## Start SUPPLIED RECORDS
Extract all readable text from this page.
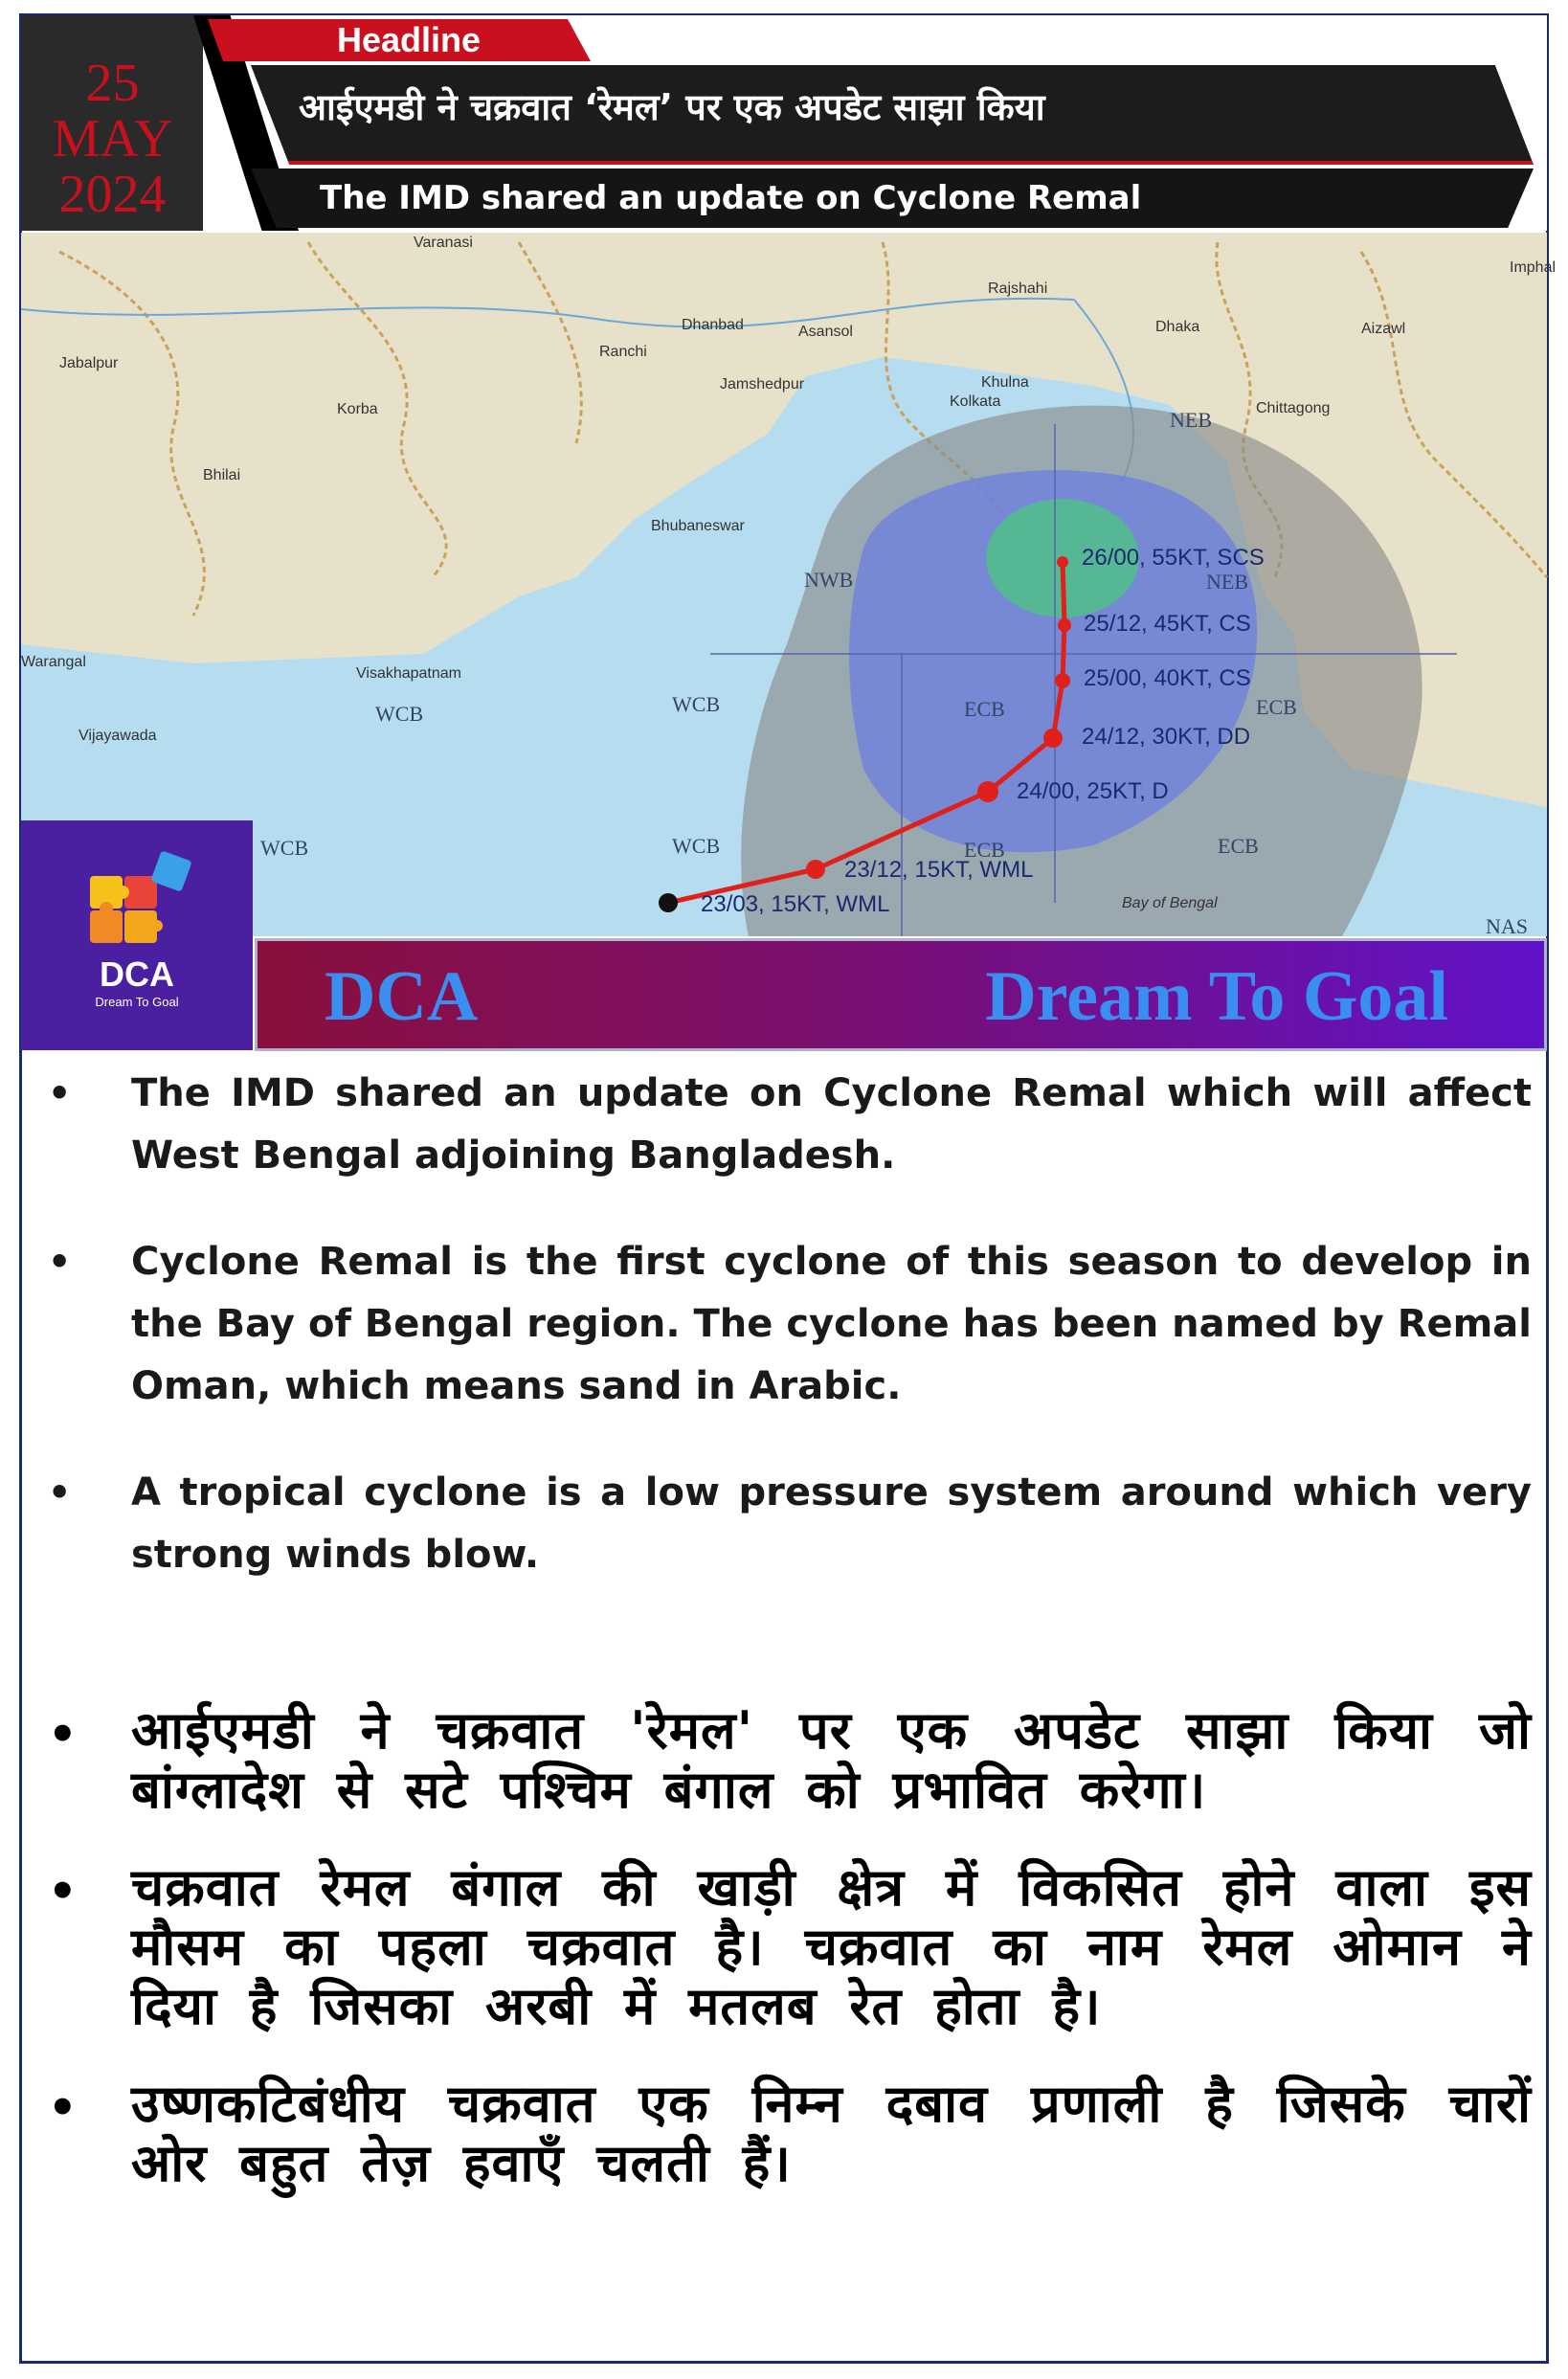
25
MAY
2024
Headline
आईएमडी ने चक्रवात ‘रेमल’ पर एक अपडेट साझा किया
The IMD shared an update on Cyclone Remal
Varanasi
Rajshahi
Imphal
Dhanbad	Asansol	Dhaka	Aizawl
Jabalpur
Ranchi
Jamshedpur	Khulna
Kolkata	Chittagong
Korba
Bhilai
Bhubaneswar
Warangal
Visakhapatnam
Vijayawada
Bay of Bengal
WCB	WCB
WCB	WCB
NWB
NEB
NEB
ECB	ECB
ECB	ECB
NAS
26/00, 55KT, SCS
25/12, 45KT, CS
25/00, 40KT, CS
24/12, 30KT, DD
24/00, 25KT, D
23/12, 15KT, WML
23/03, 15KT, WML
DCA
Dream To Goal	DCA	Dream To Goal

• The IMD shared an update on Cyclone Remal which will affect West Bengal adjoining Bangladesh.

• Cyclone Remal is the first cyclone of this season to develop in the Bay of Bengal region. The cyclone has been named by Remal Oman, which means sand in Arabic.

• A tropical cyclone is a low pressure system around which very strong winds blow.

• आईएमडी ने चक्रवात 'रेमल' पर एक अपडेट साझा किया जो बांग्लादेश से सटे पश्चिम बंगाल को प्रभावित करेगा।

• चक्रवात रेमल बंगाल की खाड़ी क्षेत्र में विकसित होने वाला इस मौसम का पहला चक्रवात है। चक्रवात का नाम रेमल ओमान ने दिया है जिसका अरबी में मतलब रेत होता है।

• उष्णकटिबंधीय चक्रवात एक निम्न दबाव प्रणाली है जिसके चारों ओर बहुत तेज़ हवाएँ चलती हैं।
## End SUPPLIED RECORDS
## TASK DIRECTIONS
Output nothing but the number of lines in the data containing the string "which".

## PROBLEM SOLUTION
3